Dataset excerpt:
"""

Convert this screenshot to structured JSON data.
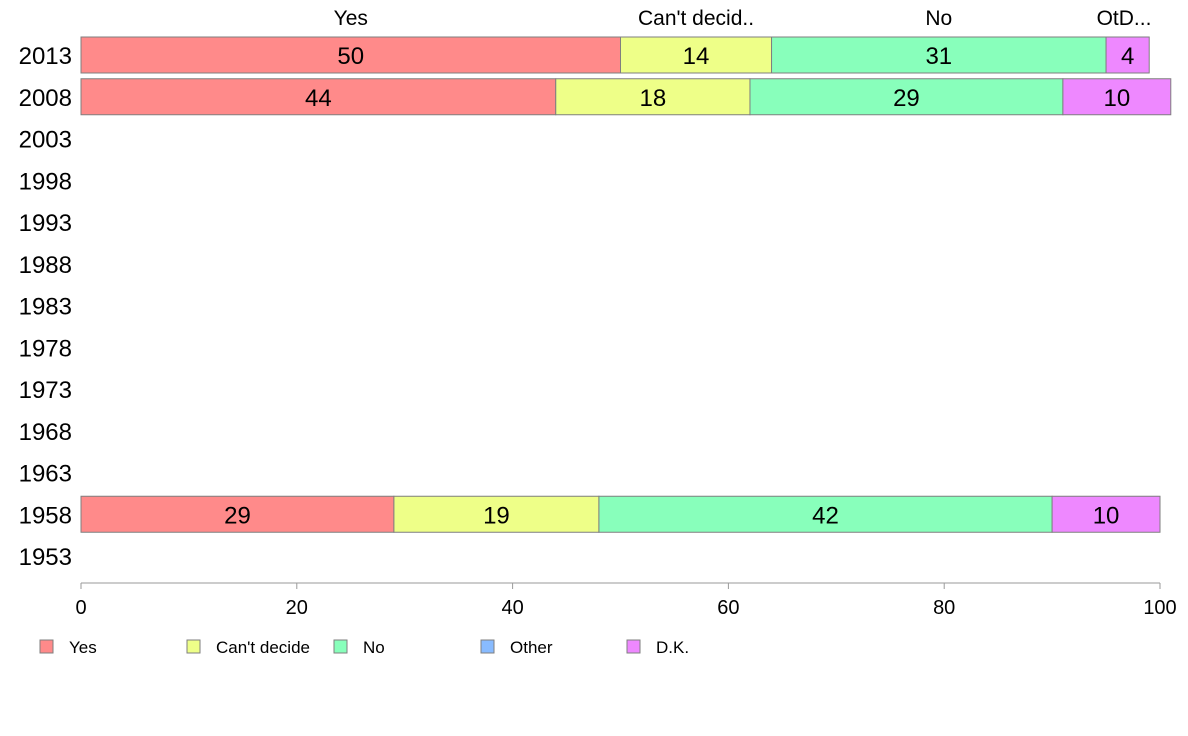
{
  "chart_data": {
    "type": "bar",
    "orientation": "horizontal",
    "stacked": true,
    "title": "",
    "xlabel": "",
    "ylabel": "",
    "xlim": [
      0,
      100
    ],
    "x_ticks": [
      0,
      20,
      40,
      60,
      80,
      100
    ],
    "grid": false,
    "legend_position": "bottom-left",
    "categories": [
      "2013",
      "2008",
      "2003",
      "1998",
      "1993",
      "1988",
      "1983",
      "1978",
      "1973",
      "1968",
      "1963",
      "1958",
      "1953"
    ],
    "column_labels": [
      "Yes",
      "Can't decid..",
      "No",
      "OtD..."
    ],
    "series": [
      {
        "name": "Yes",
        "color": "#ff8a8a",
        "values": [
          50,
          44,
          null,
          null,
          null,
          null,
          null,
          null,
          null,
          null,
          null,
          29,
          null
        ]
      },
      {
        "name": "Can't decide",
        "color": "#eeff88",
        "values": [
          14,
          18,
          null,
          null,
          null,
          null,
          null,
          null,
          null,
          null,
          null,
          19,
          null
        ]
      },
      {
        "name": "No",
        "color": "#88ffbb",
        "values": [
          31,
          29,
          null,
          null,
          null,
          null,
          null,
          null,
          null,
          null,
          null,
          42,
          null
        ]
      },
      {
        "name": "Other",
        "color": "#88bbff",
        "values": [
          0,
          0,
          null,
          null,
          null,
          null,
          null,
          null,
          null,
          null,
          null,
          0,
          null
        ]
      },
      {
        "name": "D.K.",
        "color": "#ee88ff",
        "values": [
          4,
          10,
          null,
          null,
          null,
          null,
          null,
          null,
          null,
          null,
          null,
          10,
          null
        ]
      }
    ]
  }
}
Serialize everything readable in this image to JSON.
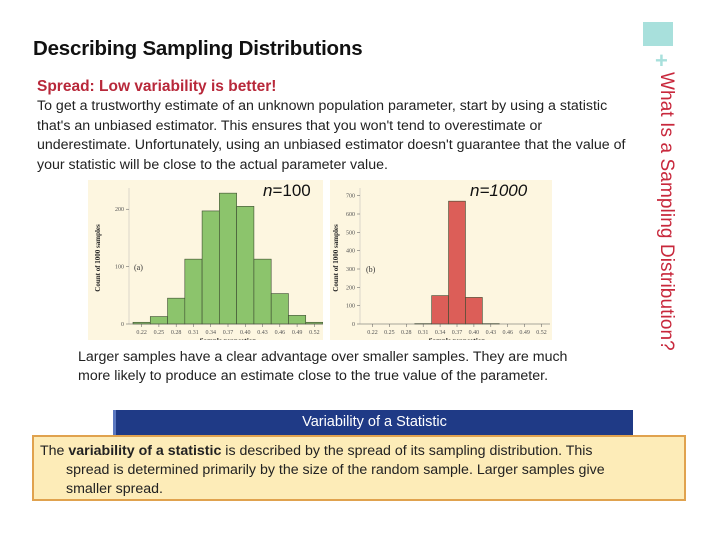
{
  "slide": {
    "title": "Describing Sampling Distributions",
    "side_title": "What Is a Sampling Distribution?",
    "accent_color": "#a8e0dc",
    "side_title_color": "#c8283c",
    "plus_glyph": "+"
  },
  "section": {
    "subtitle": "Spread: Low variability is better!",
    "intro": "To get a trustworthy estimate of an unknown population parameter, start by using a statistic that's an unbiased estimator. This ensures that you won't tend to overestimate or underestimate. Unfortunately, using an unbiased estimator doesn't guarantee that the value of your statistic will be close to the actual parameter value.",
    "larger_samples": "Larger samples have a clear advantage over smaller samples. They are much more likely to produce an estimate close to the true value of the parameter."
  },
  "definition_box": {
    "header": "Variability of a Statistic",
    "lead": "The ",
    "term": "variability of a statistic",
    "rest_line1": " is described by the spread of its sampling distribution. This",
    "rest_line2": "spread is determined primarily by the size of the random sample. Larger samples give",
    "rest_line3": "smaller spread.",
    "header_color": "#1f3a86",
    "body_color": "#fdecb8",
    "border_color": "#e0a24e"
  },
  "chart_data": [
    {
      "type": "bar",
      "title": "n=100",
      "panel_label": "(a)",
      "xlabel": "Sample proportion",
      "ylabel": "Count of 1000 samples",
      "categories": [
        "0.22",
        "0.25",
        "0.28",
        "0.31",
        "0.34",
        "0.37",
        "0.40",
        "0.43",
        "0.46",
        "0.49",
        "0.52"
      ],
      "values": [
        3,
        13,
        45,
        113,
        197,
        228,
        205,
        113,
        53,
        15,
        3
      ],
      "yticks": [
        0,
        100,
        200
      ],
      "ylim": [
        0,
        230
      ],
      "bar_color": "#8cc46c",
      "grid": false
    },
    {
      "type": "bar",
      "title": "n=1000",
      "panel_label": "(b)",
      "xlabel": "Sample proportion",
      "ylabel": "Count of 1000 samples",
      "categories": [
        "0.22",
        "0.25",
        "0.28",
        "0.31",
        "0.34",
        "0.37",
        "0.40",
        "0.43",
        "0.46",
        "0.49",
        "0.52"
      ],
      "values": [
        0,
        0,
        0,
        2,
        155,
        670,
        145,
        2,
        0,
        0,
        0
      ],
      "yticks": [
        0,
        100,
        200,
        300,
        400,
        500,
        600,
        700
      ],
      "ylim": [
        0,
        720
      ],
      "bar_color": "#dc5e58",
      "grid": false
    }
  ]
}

"""

TASK DESCRIPTION:
Copy the listing in full and without alteration, omitting every picture.

EXERCISE RESPONSE:
Convert this screenshot to structured JSON data.
{
  "chart_data": {
    "type": "bar",
    "orientation": "horizontal",
    "stacked": true,
    "title": "",
    "xlabel": "",
    "ylabel": "",
    "xlim": [
      0,
      100
    ],
    "x_ticks": [
      0,
      20,
      40,
      60,
      80,
      100
    ],
    "grid": false,
    "legend_position": "bottom-left",
    "categories": [
      "2013",
      "2008",
      "2003",
      "1998",
      "1993",
      "1988",
      "1983",
      "1978",
      "1973",
      "1968",
      "1963",
      "1958",
      "1953"
    ],
    "column_labels": [
      "Yes",
      "Can't decid..",
      "No",
      "OtD..."
    ],
    "series": [
      {
        "name": "Yes",
        "color": "#ff8a8a",
        "values": [
          50,
          44,
          null,
          null,
          null,
          null,
          null,
          null,
          null,
          null,
          null,
          29,
          null
        ]
      },
      {
        "name": "Can't decide",
        "color": "#eeff88",
        "values": [
          14,
          18,
          null,
          null,
          null,
          null,
          null,
          null,
          null,
          null,
          null,
          19,
          null
        ]
      },
      {
        "name": "No",
        "color": "#88ffbb",
        "values": [
          31,
          29,
          null,
          null,
          null,
          null,
          null,
          null,
          null,
          null,
          null,
          42,
          null
        ]
      },
      {
        "name": "Other",
        "color": "#88bbff",
        "values": [
          0,
          0,
          null,
          null,
          null,
          null,
          null,
          null,
          null,
          null,
          null,
          0,
          null
        ]
      },
      {
        "name": "D.K.",
        "color": "#ee88ff",
        "values": [
          4,
          10,
          null,
          null,
          null,
          null,
          null,
          null,
          null,
          null,
          null,
          10,
          null
        ]
      }
    ]
  }
}
Serialize everything readable in this image to JSON.
{
  "slide": {
    "title": "Describing Sampling Distributions",
    "side_title": "What Is a Sampling Distribution?",
    "accent_color": "#a8e0dc",
    "side_title_color": "#c8283c",
    "plus_glyph": "+"
  },
  "section": {
    "subtitle": "Spread: Low variability is better!",
    "intro": "To get a trustworthy estimate of an unknown population parameter, start by using a statistic that's an unbiased estimator. This ensures that you won't tend to overestimate or underestimate. Unfortunately, using an unbiased estimator doesn't guarantee that the value of your statistic will be close to the actual parameter value.",
    "larger_samples": "Larger samples have a clear advantage over smaller samples. They are much more likely to produce an estimate close to the true value of the parameter."
  },
  "definition_box": {
    "header": "Variability of a Statistic",
    "lead": "The ",
    "term": "variability of a statistic",
    "rest_line1": " is described by the spread of its sampling distribution. This",
    "rest_line2": "spread is determined primarily by the size of the random sample. Larger samples give",
    "rest_line3": "smaller spread.",
    "header_color": "#1f3a86",
    "body_color": "#fdecb8",
    "border_color": "#e0a24e"
  },
  "chart_data": [
    {
      "type": "bar",
      "title": "n=100",
      "panel_label": "(a)",
      "xlabel": "Sample proportion",
      "ylabel": "Count of 1000 samples",
      "categories": [
        "0.22",
        "0.25",
        "0.28",
        "0.31",
        "0.34",
        "0.37",
        "0.40",
        "0.43",
        "0.46",
        "0.49",
        "0.52"
      ],
      "values": [
        3,
        13,
        45,
        113,
        197,
        228,
        205,
        113,
        53,
        15,
        3
      ],
      "yticks": [
        0,
        100,
        200
      ],
      "ylim": [
        0,
        230
      ],
      "bar_color": "#8cc46c",
      "grid": false
    },
    {
      "type": "bar",
      "title": "n=1000",
      "panel_label": "(b)",
      "xlabel": "Sample proportion",
      "ylabel": "Count of 1000 samples",
      "categories": [
        "0.22",
        "0.25",
        "0.28",
        "0.31",
        "0.34",
        "0.37",
        "0.40",
        "0.43",
        "0.46",
        "0.49",
        "0.52"
      ],
      "values": [
        0,
        0,
        0,
        2,
        155,
        670,
        145,
        2,
        0,
        0,
        0
      ],
      "yticks": [
        0,
        100,
        200,
        300,
        400,
        500,
        600,
        700
      ],
      "ylim": [
        0,
        720
      ],
      "bar_color": "#dc5e58",
      "grid": false
    }
  ]
}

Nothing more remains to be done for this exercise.